DESCRIPTION OF THE TASK:
Work through the listing below and count the lines that hold "本小题共". Answer with the number alone.
______________________________
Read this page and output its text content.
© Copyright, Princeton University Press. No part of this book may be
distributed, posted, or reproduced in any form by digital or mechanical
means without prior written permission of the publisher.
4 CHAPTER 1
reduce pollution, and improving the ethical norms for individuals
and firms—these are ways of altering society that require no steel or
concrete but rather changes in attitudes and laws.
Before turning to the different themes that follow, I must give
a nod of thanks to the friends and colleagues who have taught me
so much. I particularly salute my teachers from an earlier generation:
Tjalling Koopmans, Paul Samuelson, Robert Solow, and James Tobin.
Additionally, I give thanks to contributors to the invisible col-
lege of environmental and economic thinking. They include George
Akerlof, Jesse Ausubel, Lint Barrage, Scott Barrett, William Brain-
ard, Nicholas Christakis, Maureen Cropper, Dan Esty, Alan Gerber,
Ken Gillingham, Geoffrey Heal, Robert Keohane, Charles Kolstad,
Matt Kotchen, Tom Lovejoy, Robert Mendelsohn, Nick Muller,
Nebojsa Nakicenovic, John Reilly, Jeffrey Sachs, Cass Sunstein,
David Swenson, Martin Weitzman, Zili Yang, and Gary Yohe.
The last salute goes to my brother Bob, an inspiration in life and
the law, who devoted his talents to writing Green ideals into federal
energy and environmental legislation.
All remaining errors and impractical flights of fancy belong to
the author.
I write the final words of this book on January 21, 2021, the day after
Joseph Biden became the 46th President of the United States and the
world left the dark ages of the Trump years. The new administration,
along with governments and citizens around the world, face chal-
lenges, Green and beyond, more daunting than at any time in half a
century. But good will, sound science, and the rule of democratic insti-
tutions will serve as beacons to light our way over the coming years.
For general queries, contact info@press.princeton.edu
______________________________
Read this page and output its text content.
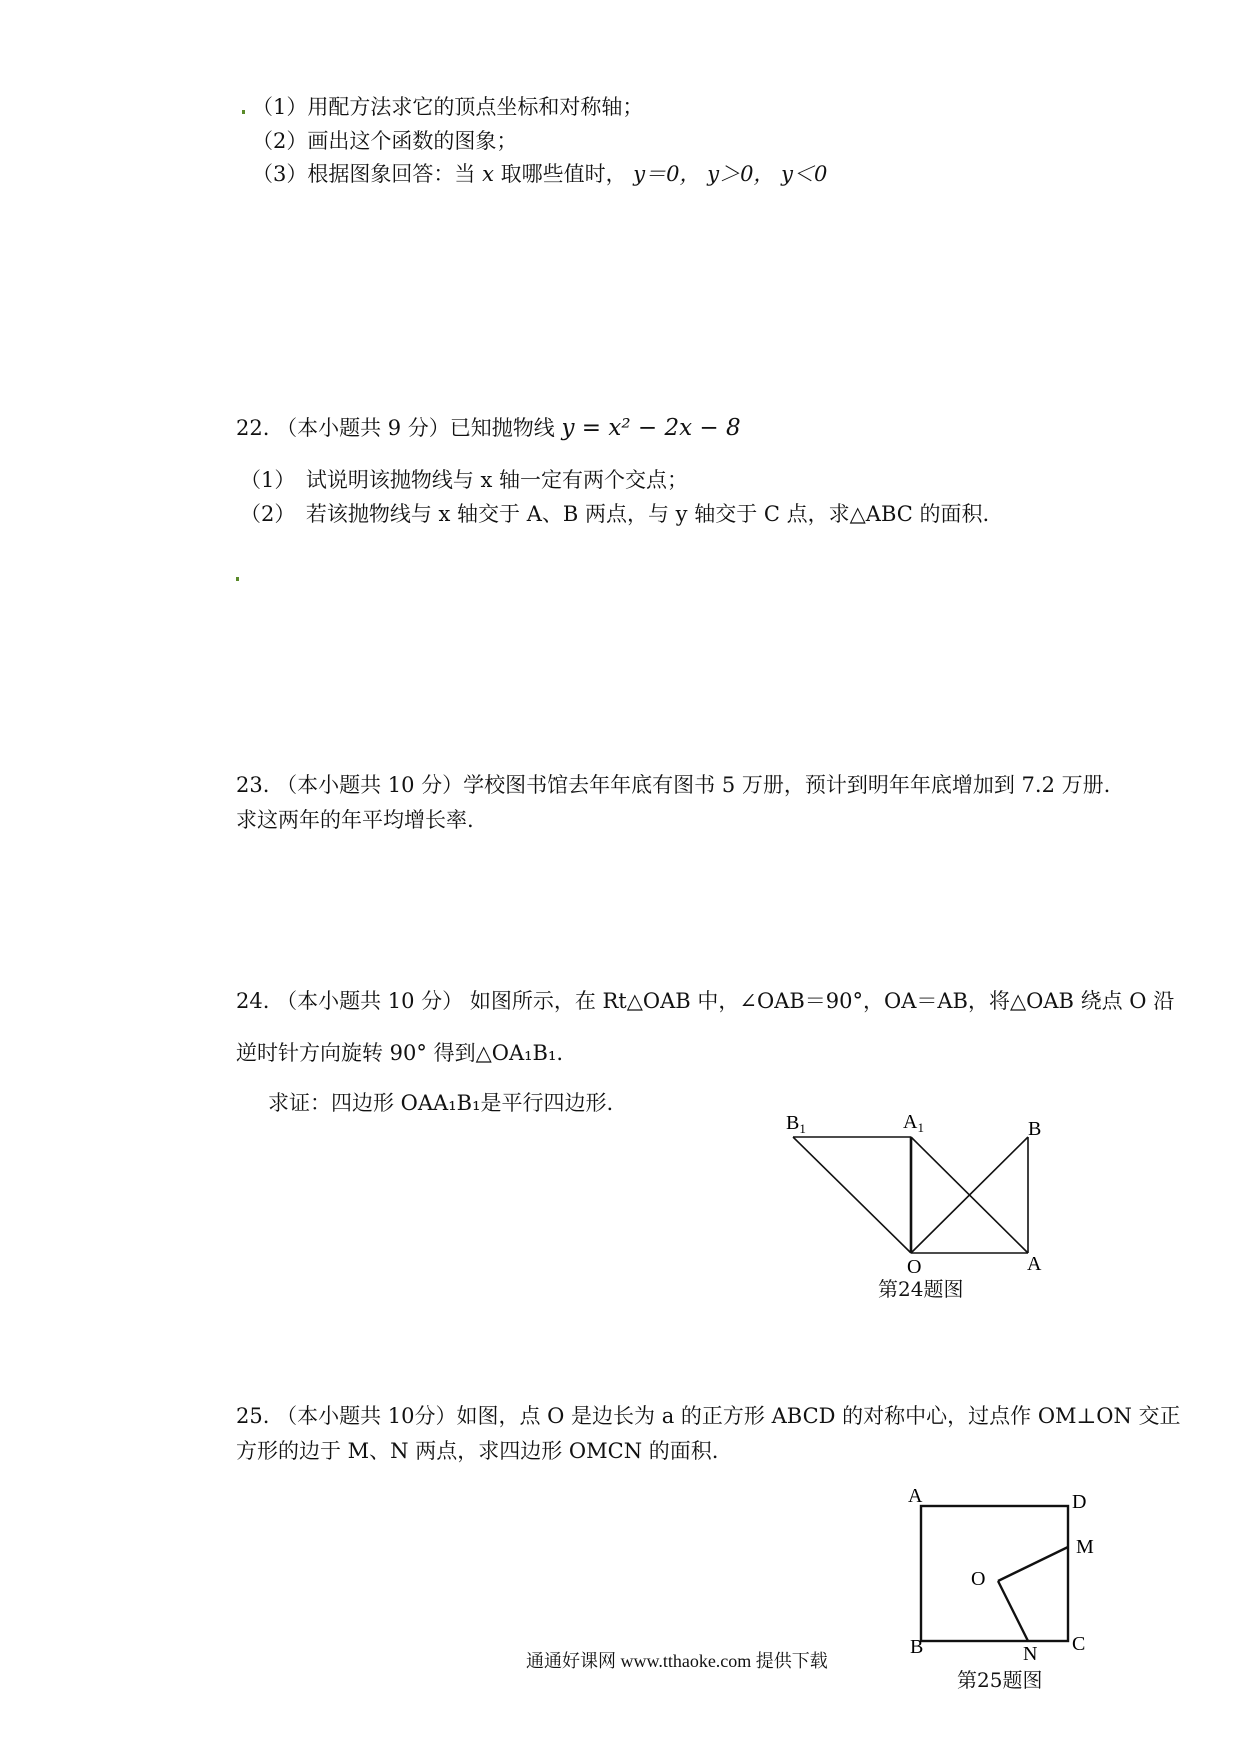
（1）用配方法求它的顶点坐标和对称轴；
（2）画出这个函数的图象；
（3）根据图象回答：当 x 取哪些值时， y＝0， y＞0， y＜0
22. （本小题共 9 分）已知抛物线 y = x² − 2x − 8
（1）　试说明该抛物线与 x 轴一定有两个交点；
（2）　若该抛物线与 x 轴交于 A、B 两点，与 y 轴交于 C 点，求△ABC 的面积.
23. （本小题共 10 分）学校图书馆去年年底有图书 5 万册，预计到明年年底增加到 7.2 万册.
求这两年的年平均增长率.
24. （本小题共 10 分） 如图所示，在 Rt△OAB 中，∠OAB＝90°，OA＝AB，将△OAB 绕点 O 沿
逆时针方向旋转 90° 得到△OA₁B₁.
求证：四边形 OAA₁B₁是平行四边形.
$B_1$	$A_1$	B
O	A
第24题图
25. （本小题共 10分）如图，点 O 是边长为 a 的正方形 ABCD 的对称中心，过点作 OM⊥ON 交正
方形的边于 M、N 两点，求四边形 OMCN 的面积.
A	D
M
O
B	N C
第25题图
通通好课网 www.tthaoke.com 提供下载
______________________________
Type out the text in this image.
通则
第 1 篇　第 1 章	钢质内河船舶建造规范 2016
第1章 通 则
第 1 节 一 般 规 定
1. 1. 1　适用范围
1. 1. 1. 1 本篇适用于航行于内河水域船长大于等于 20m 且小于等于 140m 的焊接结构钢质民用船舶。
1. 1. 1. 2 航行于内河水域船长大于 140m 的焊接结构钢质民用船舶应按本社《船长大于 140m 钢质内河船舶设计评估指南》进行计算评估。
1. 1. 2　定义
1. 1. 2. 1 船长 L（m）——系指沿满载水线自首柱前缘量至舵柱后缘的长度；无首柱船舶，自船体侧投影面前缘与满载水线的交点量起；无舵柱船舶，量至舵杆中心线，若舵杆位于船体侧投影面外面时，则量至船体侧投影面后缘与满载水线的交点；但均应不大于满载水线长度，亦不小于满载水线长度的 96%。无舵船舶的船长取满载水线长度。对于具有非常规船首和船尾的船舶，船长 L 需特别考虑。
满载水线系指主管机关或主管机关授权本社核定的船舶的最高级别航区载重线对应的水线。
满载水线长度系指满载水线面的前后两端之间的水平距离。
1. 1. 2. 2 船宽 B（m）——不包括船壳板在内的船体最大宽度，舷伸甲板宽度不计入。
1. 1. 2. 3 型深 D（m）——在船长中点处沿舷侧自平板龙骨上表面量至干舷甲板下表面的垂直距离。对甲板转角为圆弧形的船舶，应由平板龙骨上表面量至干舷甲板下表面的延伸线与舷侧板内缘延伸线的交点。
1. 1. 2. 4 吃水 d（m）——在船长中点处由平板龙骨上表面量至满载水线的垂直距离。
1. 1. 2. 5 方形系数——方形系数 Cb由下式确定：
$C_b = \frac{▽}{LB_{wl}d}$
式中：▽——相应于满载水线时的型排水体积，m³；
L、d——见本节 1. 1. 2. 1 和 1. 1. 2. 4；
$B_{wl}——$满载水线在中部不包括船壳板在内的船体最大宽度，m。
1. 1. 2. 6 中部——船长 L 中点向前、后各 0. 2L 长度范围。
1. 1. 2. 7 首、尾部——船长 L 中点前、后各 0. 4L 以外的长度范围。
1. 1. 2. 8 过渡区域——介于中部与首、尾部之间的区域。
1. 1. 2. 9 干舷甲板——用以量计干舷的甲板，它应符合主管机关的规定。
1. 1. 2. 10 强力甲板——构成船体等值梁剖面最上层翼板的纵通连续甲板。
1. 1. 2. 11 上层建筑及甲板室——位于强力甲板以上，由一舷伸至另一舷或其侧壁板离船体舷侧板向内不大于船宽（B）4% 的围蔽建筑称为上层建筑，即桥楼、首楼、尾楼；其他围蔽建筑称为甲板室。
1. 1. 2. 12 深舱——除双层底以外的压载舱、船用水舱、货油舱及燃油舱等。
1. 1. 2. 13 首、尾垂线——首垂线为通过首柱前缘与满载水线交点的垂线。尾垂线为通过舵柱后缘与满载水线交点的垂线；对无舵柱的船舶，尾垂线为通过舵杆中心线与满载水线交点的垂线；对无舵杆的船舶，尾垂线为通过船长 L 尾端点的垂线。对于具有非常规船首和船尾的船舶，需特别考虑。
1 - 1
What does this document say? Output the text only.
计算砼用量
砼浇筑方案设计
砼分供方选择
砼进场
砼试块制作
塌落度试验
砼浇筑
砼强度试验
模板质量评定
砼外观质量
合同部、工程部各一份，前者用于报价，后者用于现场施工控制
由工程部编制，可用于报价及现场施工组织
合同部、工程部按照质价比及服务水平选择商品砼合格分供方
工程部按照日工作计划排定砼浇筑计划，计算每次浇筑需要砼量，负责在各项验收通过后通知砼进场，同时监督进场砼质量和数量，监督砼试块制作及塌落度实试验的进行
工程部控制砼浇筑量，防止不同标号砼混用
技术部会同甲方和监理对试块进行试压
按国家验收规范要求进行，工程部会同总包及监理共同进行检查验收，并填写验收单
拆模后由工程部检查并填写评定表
______________________________
WRITTEN SOLUTION:
4